Exercise description: Copy out all the lines where "cilj" shows up.

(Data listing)
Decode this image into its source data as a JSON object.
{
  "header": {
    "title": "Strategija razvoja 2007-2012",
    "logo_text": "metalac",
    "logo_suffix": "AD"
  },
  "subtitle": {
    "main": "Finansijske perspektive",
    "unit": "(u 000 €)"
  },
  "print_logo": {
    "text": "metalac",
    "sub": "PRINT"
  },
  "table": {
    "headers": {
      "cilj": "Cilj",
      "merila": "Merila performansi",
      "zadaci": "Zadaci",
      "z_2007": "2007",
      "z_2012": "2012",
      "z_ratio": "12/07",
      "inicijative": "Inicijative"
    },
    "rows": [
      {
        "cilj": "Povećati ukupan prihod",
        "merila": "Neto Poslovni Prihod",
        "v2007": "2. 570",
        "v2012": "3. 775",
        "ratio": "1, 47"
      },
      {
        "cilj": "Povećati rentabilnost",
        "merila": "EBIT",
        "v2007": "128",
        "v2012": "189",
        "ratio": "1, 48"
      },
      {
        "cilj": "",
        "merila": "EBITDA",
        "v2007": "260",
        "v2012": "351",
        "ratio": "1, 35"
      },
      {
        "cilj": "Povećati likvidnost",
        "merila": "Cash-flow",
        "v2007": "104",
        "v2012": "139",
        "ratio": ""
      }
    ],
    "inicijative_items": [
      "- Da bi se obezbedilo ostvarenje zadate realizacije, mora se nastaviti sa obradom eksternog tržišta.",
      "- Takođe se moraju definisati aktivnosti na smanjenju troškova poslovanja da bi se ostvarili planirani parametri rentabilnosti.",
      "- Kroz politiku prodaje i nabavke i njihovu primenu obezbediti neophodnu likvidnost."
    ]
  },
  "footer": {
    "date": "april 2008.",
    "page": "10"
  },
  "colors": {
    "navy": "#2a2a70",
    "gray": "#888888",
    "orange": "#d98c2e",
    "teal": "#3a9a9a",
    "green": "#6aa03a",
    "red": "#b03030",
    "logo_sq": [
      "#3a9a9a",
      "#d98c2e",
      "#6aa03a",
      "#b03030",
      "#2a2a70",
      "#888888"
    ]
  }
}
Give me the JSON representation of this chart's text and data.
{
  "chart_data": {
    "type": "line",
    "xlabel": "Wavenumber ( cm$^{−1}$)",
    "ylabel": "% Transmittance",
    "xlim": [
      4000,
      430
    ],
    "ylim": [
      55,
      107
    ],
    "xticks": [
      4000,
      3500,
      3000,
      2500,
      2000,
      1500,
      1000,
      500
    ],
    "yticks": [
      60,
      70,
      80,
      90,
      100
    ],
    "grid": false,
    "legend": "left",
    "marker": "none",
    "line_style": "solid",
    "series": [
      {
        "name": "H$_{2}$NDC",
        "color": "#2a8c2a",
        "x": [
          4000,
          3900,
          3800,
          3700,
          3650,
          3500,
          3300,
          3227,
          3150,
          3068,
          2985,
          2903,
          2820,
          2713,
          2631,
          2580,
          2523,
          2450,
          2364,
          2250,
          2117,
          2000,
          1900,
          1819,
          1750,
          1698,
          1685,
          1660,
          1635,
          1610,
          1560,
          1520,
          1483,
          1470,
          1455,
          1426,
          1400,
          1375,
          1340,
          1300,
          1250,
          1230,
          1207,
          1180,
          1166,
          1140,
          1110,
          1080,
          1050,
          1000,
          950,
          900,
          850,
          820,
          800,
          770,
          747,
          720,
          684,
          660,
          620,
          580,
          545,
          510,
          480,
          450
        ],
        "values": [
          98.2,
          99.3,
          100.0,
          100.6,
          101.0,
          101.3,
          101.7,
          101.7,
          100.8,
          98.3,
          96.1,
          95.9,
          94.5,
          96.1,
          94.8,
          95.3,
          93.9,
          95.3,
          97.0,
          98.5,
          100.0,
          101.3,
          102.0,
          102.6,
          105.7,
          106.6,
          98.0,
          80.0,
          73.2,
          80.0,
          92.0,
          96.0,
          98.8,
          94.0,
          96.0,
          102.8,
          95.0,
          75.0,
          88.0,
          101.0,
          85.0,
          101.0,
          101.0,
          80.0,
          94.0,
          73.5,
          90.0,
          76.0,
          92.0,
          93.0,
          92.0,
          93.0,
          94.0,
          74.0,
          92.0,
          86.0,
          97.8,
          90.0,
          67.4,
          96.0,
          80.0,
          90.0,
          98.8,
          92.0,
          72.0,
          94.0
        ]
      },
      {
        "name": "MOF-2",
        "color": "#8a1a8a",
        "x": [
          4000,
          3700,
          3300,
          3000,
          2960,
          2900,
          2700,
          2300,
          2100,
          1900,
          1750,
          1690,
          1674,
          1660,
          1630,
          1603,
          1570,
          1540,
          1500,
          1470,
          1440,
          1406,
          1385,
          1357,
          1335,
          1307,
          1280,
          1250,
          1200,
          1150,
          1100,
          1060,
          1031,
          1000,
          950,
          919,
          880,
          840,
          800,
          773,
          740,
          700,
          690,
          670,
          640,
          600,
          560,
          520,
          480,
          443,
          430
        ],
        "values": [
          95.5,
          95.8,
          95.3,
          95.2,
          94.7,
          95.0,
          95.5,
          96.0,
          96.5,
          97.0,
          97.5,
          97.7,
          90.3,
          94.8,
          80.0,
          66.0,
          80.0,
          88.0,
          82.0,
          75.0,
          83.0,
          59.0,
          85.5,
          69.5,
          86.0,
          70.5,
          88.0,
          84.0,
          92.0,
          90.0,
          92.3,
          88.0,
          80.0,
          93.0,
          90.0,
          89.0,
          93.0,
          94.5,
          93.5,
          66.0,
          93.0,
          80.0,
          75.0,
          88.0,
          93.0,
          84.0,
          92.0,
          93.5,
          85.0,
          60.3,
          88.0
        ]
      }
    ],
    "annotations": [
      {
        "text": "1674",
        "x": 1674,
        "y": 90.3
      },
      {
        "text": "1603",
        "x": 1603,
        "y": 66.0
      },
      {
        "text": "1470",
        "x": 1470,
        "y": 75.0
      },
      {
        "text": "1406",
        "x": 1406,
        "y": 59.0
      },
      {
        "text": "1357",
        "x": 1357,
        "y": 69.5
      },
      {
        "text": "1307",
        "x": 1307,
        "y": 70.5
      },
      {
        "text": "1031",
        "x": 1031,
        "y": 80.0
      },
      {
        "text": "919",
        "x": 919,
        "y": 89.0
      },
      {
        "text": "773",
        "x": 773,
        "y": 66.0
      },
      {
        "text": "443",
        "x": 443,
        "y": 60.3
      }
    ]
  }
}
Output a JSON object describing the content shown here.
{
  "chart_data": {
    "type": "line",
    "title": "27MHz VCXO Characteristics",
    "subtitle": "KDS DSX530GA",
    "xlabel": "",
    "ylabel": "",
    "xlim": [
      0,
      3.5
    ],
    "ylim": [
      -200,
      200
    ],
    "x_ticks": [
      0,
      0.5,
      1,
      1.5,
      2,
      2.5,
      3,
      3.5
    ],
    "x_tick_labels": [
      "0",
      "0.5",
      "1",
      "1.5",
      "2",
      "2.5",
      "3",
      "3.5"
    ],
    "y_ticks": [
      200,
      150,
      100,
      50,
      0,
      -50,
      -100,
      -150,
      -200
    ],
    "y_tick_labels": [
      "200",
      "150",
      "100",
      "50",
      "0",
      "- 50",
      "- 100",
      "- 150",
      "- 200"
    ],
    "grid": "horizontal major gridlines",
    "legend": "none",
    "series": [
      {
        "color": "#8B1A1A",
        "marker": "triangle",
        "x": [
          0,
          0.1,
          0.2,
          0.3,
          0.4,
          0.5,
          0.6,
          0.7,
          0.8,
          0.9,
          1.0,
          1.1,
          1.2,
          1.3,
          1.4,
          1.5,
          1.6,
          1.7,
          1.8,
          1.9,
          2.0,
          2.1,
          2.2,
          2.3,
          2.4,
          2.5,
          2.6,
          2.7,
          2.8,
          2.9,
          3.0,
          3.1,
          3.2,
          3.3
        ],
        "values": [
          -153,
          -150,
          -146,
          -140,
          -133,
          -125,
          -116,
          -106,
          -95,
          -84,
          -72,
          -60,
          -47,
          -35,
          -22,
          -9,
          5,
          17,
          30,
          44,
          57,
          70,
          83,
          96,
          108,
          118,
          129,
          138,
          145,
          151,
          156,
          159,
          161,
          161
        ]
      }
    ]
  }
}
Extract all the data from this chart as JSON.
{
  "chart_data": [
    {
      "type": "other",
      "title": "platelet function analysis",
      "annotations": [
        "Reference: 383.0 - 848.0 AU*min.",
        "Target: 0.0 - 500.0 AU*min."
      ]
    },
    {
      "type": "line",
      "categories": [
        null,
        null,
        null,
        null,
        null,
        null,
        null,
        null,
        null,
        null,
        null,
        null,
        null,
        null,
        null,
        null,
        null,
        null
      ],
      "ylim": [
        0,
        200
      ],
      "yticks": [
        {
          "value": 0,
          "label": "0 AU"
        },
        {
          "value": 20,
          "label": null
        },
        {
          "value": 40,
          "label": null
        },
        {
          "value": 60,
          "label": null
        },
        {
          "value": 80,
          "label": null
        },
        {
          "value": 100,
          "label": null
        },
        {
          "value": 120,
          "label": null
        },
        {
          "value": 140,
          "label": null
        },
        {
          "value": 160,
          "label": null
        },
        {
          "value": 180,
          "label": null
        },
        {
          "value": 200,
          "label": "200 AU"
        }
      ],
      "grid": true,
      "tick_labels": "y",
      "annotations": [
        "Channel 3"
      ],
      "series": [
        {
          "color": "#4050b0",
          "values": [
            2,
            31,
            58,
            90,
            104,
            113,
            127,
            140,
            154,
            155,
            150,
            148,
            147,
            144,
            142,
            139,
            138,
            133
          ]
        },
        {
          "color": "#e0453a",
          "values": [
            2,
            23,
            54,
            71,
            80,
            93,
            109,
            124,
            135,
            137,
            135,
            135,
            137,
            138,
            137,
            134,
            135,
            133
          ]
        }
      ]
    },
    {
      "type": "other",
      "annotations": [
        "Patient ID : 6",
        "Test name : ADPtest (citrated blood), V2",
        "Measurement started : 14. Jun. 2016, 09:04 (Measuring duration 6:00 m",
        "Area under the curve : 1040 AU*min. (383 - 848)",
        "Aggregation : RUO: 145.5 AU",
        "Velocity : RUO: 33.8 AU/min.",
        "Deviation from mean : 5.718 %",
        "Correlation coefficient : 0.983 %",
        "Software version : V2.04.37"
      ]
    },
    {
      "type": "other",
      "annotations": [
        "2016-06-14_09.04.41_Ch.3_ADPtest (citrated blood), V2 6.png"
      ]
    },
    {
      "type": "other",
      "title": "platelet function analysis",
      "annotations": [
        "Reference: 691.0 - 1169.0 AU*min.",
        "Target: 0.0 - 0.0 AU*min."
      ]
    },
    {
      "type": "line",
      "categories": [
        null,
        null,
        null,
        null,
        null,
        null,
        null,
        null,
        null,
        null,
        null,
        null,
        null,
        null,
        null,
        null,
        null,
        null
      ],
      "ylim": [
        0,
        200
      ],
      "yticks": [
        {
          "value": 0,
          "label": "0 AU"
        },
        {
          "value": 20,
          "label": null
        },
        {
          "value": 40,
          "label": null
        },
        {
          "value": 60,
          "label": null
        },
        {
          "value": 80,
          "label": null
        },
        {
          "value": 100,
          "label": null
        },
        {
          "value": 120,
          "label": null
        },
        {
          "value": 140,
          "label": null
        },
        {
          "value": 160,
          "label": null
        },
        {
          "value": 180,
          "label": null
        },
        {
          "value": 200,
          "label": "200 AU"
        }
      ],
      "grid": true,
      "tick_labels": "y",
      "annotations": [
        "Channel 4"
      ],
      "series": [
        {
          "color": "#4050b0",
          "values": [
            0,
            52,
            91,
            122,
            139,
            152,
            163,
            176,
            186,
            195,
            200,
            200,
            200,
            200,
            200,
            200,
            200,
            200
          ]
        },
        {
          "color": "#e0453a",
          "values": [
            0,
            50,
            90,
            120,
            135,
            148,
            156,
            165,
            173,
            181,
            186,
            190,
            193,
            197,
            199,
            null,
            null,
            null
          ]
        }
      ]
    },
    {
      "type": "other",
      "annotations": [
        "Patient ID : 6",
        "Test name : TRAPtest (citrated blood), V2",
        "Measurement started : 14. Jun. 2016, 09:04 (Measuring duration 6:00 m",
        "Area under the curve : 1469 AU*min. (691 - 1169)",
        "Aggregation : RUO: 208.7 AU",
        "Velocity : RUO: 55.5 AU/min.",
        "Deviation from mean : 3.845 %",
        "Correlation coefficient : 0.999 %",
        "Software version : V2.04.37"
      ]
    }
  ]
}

Response:
      "cilj": "Cilj",
        "cilj": "Povećati ukupan prihod",
        "cilj": "Povećati rentabilnost",
        "cilj": "",
        "cilj": "Povećati likvidnost",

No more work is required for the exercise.